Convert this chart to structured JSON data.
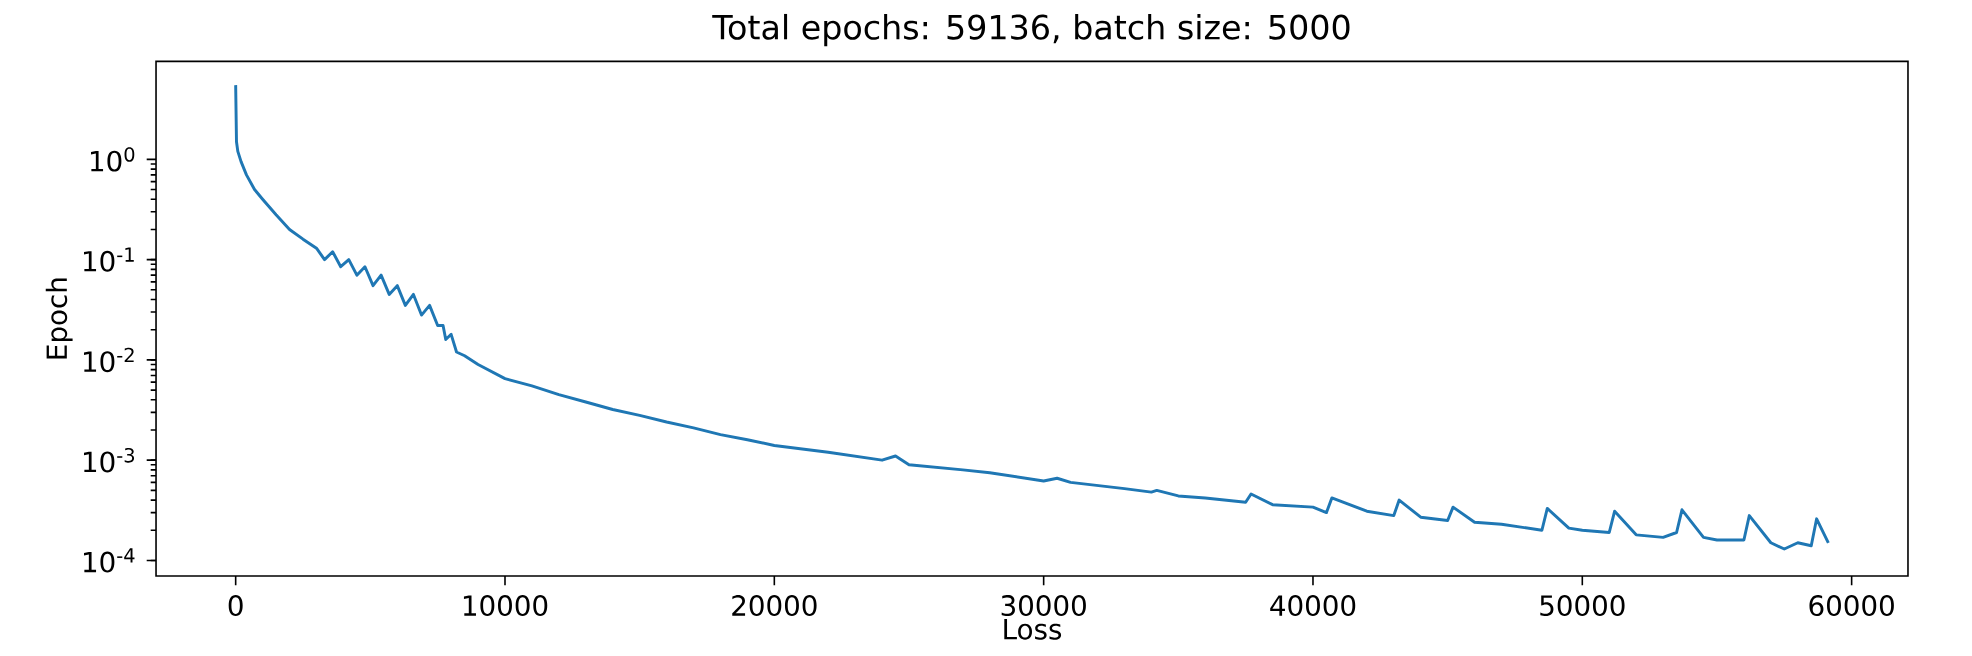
{
  "chart_data": {
    "type": "line",
    "title": "Total epochs: 59136, batch size: 5000",
    "xlabel": "Loss",
    "ylabel": "Epoch",
    "log": "y",
    "grid": false,
    "marker": "none",
    "line_style": "solid",
    "xlim": [
      -2957,
      62092
    ],
    "ylim": [
      7e-05,
      9.5
    ],
    "xticks": [
      0,
      10000,
      20000,
      30000,
      40000,
      50000,
      60000
    ],
    "yticks": [
      {
        "value": 0.0001,
        "label": "10$^{-4}$"
      },
      {
        "value": 0.001,
        "label": "10$^{-3}$"
      },
      {
        "value": 0.01,
        "label": "10$^{-2}$"
      },
      {
        "value": 0.1,
        "label": "10$^{-1}$"
      },
      {
        "value": 1,
        "label": "10$^{0}$"
      }
    ],
    "series": [
      {
        "color": "#1f77b4",
        "x": [
          0,
          30,
          80,
          200,
          400,
          700,
          1000,
          1500,
          2000,
          2500,
          3000,
          3300,
          3600,
          3900,
          4200,
          4500,
          4800,
          5100,
          5400,
          5700,
          6000,
          6300,
          6600,
          6900,
          7200,
          7500,
          7700,
          7800,
          8000,
          8200,
          8500,
          9000,
          10000,
          11000,
          12000,
          13000,
          14000,
          15000,
          16000,
          17000,
          18000,
          19000,
          20000,
          22000,
          24000,
          24500,
          25000,
          27000,
          28000,
          30000,
          30500,
          31000,
          33000,
          34000,
          34200,
          35000,
          36000,
          37500,
          37700,
          38500,
          40000,
          40500,
          40700,
          42000,
          43000,
          43200,
          44000,
          45000,
          45200,
          46000,
          47000,
          48500,
          48700,
          49500,
          50000,
          51000,
          51200,
          52000,
          53000,
          53500,
          53700,
          54500,
          55000,
          56000,
          56200,
          57000,
          57500,
          58000,
          58500,
          58700,
          59135
        ],
        "values": [
          5.5,
          1.5,
          1.2,
          0.95,
          0.7,
          0.5,
          0.4,
          0.28,
          0.2,
          0.16,
          0.13,
          0.1,
          0.12,
          0.085,
          0.1,
          0.07,
          0.085,
          0.055,
          0.07,
          0.045,
          0.055,
          0.035,
          0.045,
          0.028,
          0.035,
          0.022,
          0.022,
          0.016,
          0.018,
          0.012,
          0.011,
          0.009,
          0.0065,
          0.0055,
          0.0045,
          0.0038,
          0.0032,
          0.0028,
          0.0024,
          0.0021,
          0.0018,
          0.0016,
          0.0014,
          0.0012,
          0.001,
          0.0011,
          0.0009,
          0.0008,
          0.00075,
          0.00062,
          0.00066,
          0.0006,
          0.00052,
          0.00048,
          0.0005,
          0.00044,
          0.00042,
          0.00038,
          0.00046,
          0.00036,
          0.00034,
          0.0003,
          0.00042,
          0.00031,
          0.00028,
          0.0004,
          0.00027,
          0.00025,
          0.00034,
          0.00024,
          0.00023,
          0.0002,
          0.00033,
          0.00021,
          0.0002,
          0.00019,
          0.00031,
          0.00018,
          0.00017,
          0.00019,
          0.00032,
          0.00017,
          0.00016,
          0.00016,
          0.00028,
          0.00015,
          0.00013,
          0.00015,
          0.00014,
          0.00026,
          0.00015
        ]
      }
    ]
  }
}
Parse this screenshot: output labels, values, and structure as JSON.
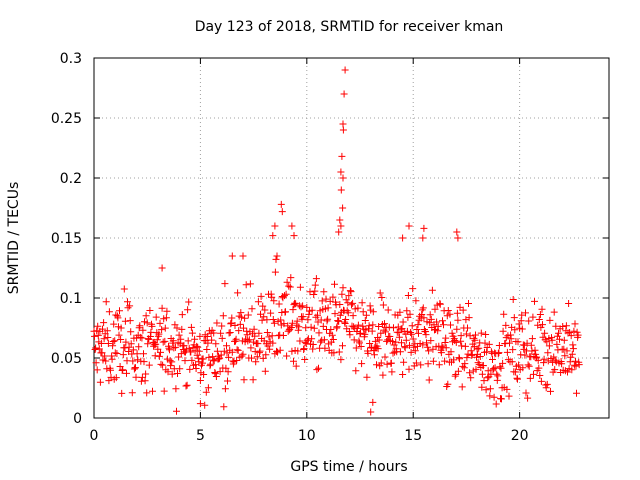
{
  "chart_data": {
    "type": "scatter",
    "title": "Day 123 of 2018, SRMTID for receiver kman",
    "xlabel": "GPS time / hours",
    "ylabel": "SRMTID / TECUs",
    "xlim": [
      0,
      24.2
    ],
    "ylim": [
      0,
      0.3
    ],
    "grid": true,
    "marker": "+",
    "color": "#ff0000",
    "x_ticks": [
      0,
      5,
      10,
      15,
      20
    ],
    "x_tick_labels": [
      "0",
      "5",
      "10",
      "15",
      "20"
    ],
    "y_ticks": [
      0,
      0.05,
      0.1,
      0.15,
      0.2,
      0.25,
      0.3
    ],
    "y_tick_labels": [
      "0",
      "0.05",
      "0.1",
      "0.15",
      "0.2",
      "0.25",
      "0.3"
    ],
    "series": [
      {
        "name": "SRMTID",
        "sample_interval_hours": 0.05,
        "x_range": [
          0,
          22.8
        ],
        "baseline_profile": [
          {
            "x": 0,
            "y": 0.055
          },
          {
            "x": 1,
            "y": 0.06
          },
          {
            "x": 2,
            "y": 0.055
          },
          {
            "x": 3,
            "y": 0.058
          },
          {
            "x": 4,
            "y": 0.06
          },
          {
            "x": 5,
            "y": 0.048
          },
          {
            "x": 6,
            "y": 0.058
          },
          {
            "x": 7,
            "y": 0.065
          },
          {
            "x": 8,
            "y": 0.07
          },
          {
            "x": 9,
            "y": 0.085
          },
          {
            "x": 10,
            "y": 0.075
          },
          {
            "x": 11,
            "y": 0.075
          },
          {
            "x": 12,
            "y": 0.08
          },
          {
            "x": 13,
            "y": 0.06
          },
          {
            "x": 14,
            "y": 0.065
          },
          {
            "x": 15,
            "y": 0.07
          },
          {
            "x": 16,
            "y": 0.07
          },
          {
            "x": 17,
            "y": 0.06
          },
          {
            "x": 18,
            "y": 0.05
          },
          {
            "x": 19,
            "y": 0.045
          },
          {
            "x": 20,
            "y": 0.055
          },
          {
            "x": 21,
            "y": 0.06
          },
          {
            "x": 22,
            "y": 0.06
          },
          {
            "x": 22.8,
            "y": 0.05
          }
        ],
        "spread": 0.017,
        "peaks": [
          {
            "x": 11.8,
            "y": 0.29
          },
          {
            "x": 11.75,
            "y": 0.27
          },
          {
            "x": 11.7,
            "y": 0.245
          },
          {
            "x": 11.72,
            "y": 0.24
          },
          {
            "x": 11.65,
            "y": 0.218
          },
          {
            "x": 11.6,
            "y": 0.205
          },
          {
            "x": 11.7,
            "y": 0.2
          },
          {
            "x": 11.62,
            "y": 0.19
          },
          {
            "x": 11.68,
            "y": 0.175
          },
          {
            "x": 11.55,
            "y": 0.165
          },
          {
            "x": 11.6,
            "y": 0.16
          },
          {
            "x": 11.5,
            "y": 0.155
          },
          {
            "x": 8.8,
            "y": 0.178
          },
          {
            "x": 8.85,
            "y": 0.172
          },
          {
            "x": 8.5,
            "y": 0.16
          },
          {
            "x": 8.4,
            "y": 0.152
          },
          {
            "x": 9.3,
            "y": 0.16
          },
          {
            "x": 9.4,
            "y": 0.152
          },
          {
            "x": 14.8,
            "y": 0.16
          },
          {
            "x": 14.5,
            "y": 0.15
          },
          {
            "x": 15.5,
            "y": 0.158
          },
          {
            "x": 15.45,
            "y": 0.15
          },
          {
            "x": 17.05,
            "y": 0.155
          },
          {
            "x": 17.1,
            "y": 0.15
          },
          {
            "x": 13.0,
            "y": 0.005
          },
          {
            "x": 13.1,
            "y": 0.013
          },
          {
            "x": 5.0,
            "y": 0.012
          },
          {
            "x": 3.2,
            "y": 0.125
          },
          {
            "x": 6.5,
            "y": 0.135
          },
          {
            "x": 7.0,
            "y": 0.135
          }
        ]
      }
    ]
  }
}
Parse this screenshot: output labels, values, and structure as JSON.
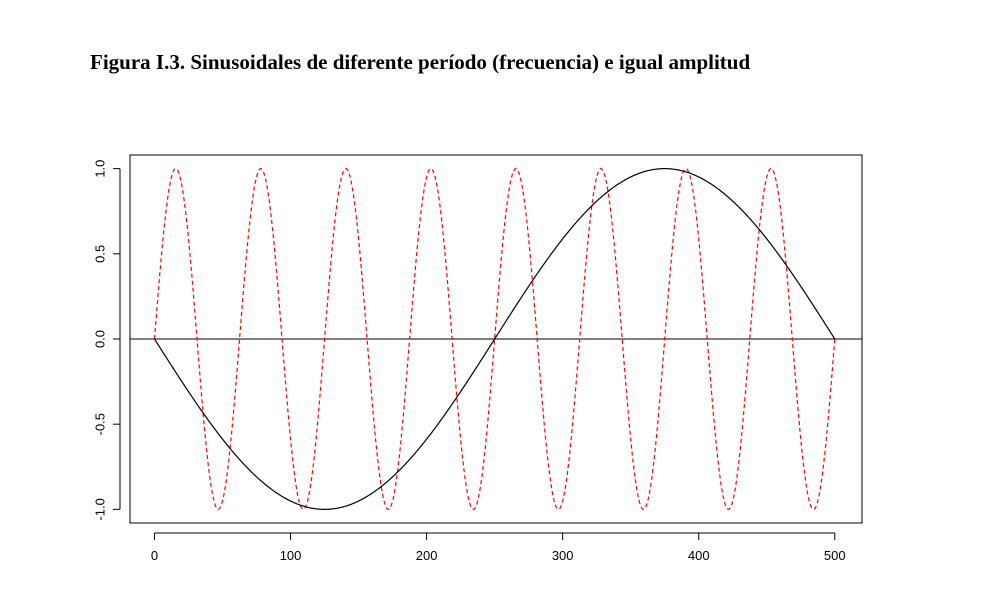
{
  "figure_title": "Figura I.3. Sinusoidales de diferente período (frecuencia) e igual amplitud",
  "chart_data": {
    "type": "line",
    "title": "",
    "xlabel": "",
    "ylabel": "",
    "xlim": [
      -18,
      520
    ],
    "ylim": [
      -1.08,
      1.08
    ],
    "x_ticks": [
      0,
      100,
      200,
      300,
      400,
      500
    ],
    "x_tick_labels": [
      "0",
      "100",
      "200",
      "300",
      "400",
      "500"
    ],
    "y_ticks": [
      -1.0,
      -0.5,
      0.0,
      0.5,
      1.0
    ],
    "y_tick_labels": [
      "-1.0",
      "-0.5",
      "0.0",
      "0.5",
      "1.0"
    ],
    "grid": false,
    "horizontal_reference_line": 0.0,
    "series": [
      {
        "style": "solid",
        "color": "#000000",
        "function": "y = sin(2*pi*x/500 + pi), x in [0, 500]",
        "period": 500,
        "amplitude": 1.0,
        "x_range": [
          0,
          500
        ]
      },
      {
        "style": "dashed",
        "color": "#ff0000",
        "function": "y = sin(2*pi*x/62.5), x in [0, 500]",
        "period": 62.5,
        "amplitude": 1.0,
        "x_range": [
          0,
          500
        ]
      }
    ]
  }
}
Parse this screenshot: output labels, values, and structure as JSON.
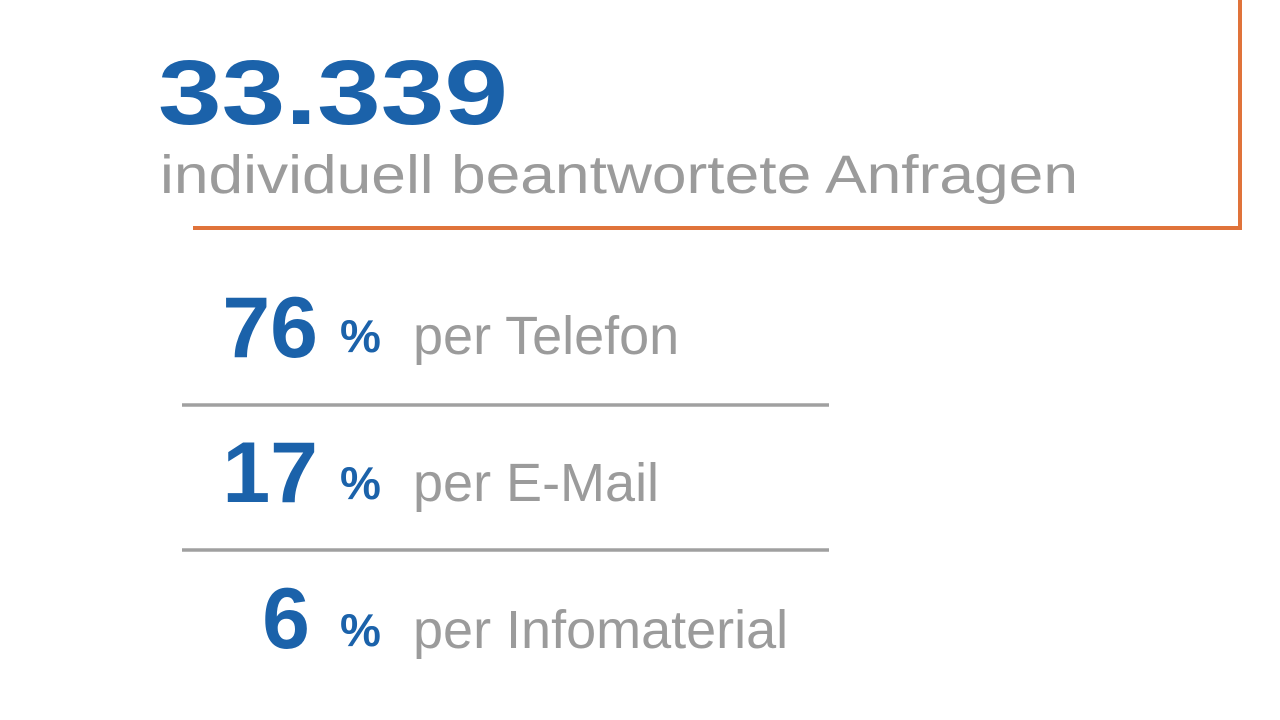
{
  "headline": {
    "value": "33.339",
    "label": "individuell beantwortete Anfragen"
  },
  "items": [
    {
      "value": "76",
      "unit": "%",
      "label": "per Telefon"
    },
    {
      "value": "17",
      "unit": "%",
      "label": "per E-Mail"
    },
    {
      "value": "6",
      "unit": "%",
      "label": "per Infomaterial"
    }
  ]
}
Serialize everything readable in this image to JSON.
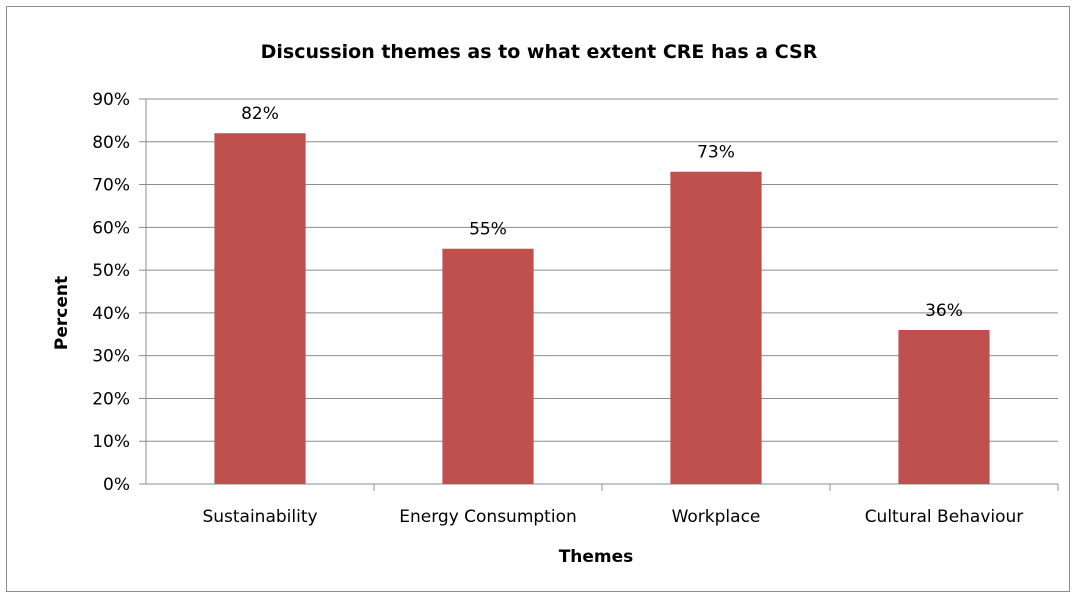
{
  "chart_data": {
    "type": "bar",
    "title": "Discussion themes as to what extent CRE has a CSR",
    "xlabel": "Themes",
    "ylabel": "Percent",
    "categories": [
      "Sustainability",
      "Energy Consumption",
      "Workplace",
      "Cultural Behaviour"
    ],
    "values": [
      82,
      55,
      73,
      36
    ],
    "data_labels": [
      "82%",
      "55%",
      "73%",
      "36%"
    ],
    "ylim": [
      0,
      90
    ],
    "y_ticks": [
      0,
      10,
      20,
      30,
      40,
      50,
      60,
      70,
      80,
      90
    ],
    "y_tick_labels": [
      "0%",
      "10%",
      "20%",
      "30%",
      "40%",
      "50%",
      "60%",
      "70%",
      "80%",
      "90%"
    ],
    "grid": true,
    "legend": "none",
    "bar_color": "#c0504d",
    "gridline_color": "#8c8c8c"
  }
}
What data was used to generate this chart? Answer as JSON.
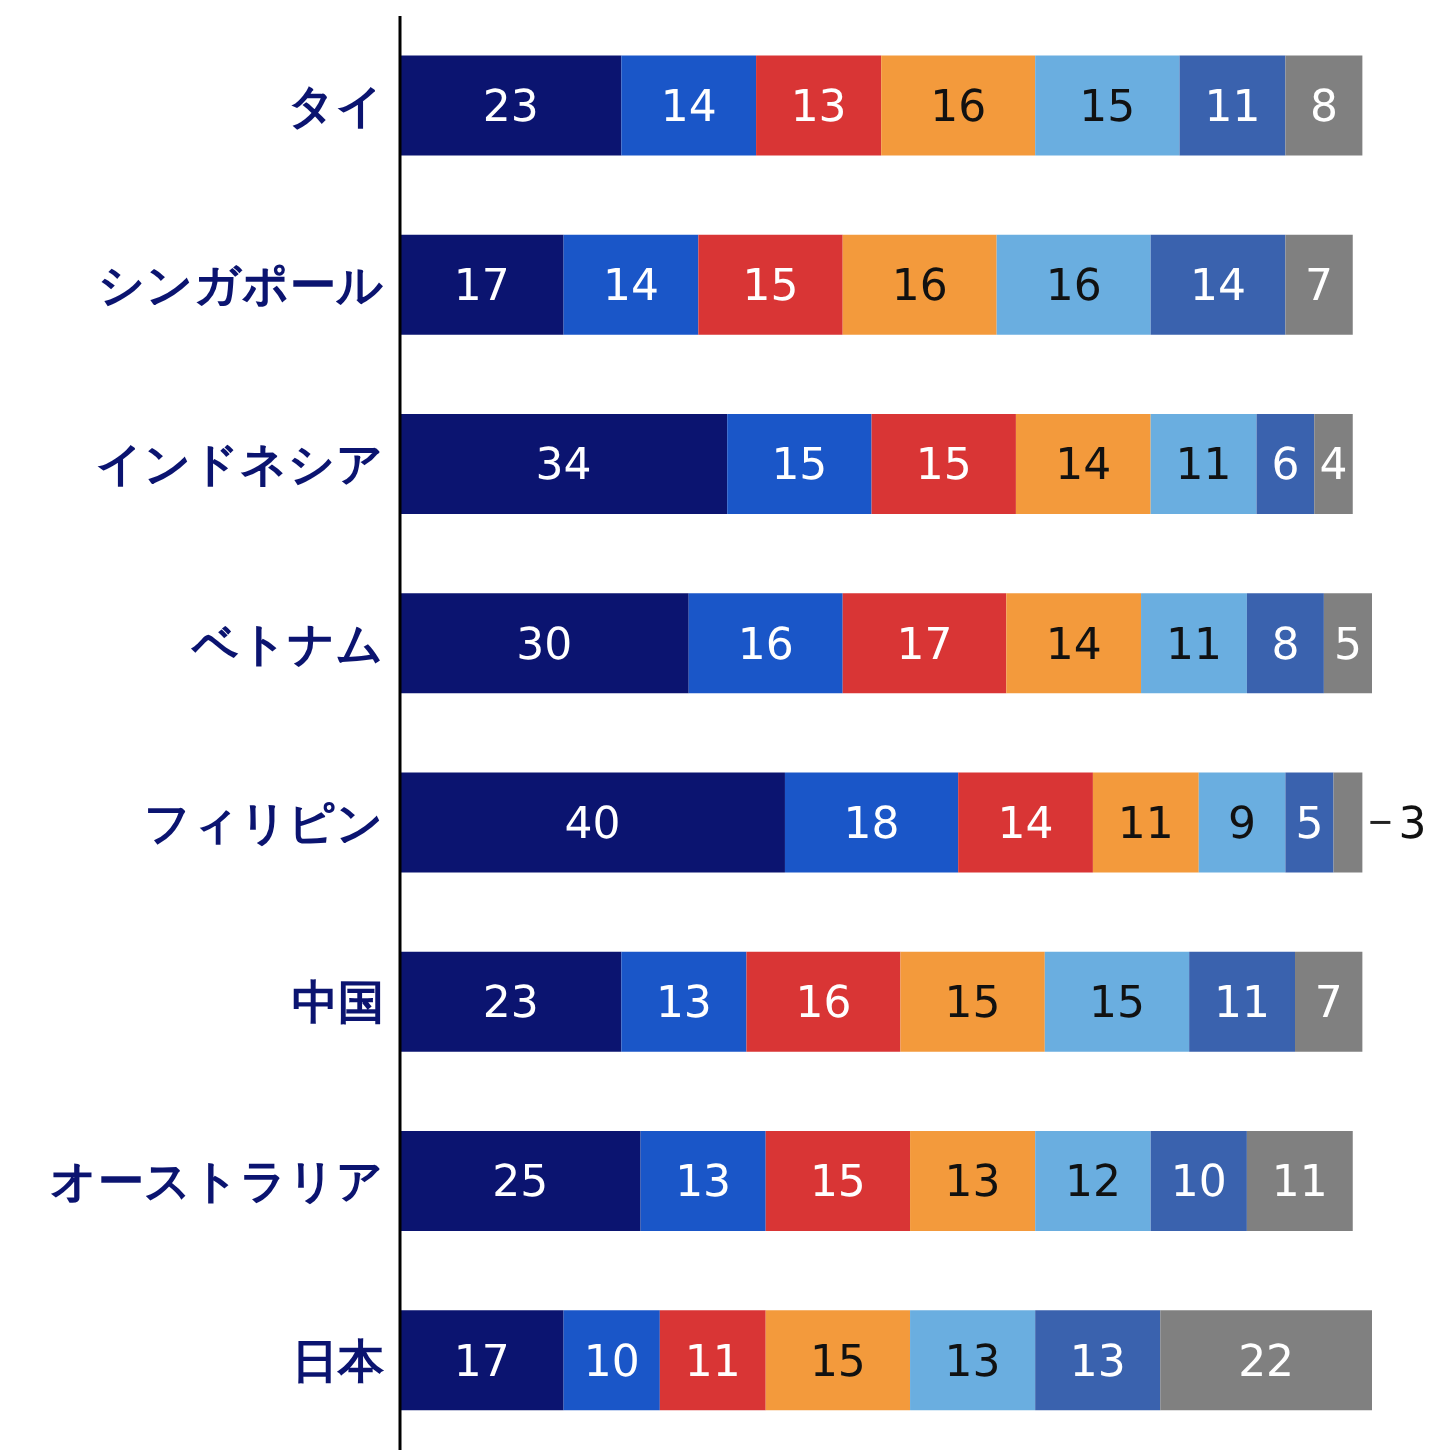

============================================================

### What needs to be done
Repeat exactly the lines from the one containing "Serialize everything readable" through the last line of the records above, both included, and leave out the pictures.

### The solution
Serialize everything readable in this image to JSON.
{
  "chart_data": {
    "type": "bar",
    "title": "Discussion themes as to what extent CRE has a CSR",
    "xlabel": "Themes",
    "ylabel": "Percent",
    "categories": [
      "Sustainability",
      "Energy Consumption",
      "Workplace",
      "Cultural Behaviour"
    ],
    "values": [
      82,
      55,
      73,
      36
    ],
    "data_labels": [
      "82%",
      "55%",
      "73%",
      "36%"
    ],
    "ylim": [
      0,
      90
    ],
    "y_ticks": [
      0,
      10,
      20,
      30,
      40,
      50,
      60,
      70,
      80,
      90
    ],
    "y_tick_labels": [
      "0%",
      "10%",
      "20%",
      "30%",
      "40%",
      "50%",
      "60%",
      "70%",
      "80%",
      "90%"
    ],
    "grid": true,
    "legend": "none",
    "bar_color": "#c0504d",
    "gridline_color": "#8c8c8c"
  }
}
What data was used to generate this chart? Answer as JSON.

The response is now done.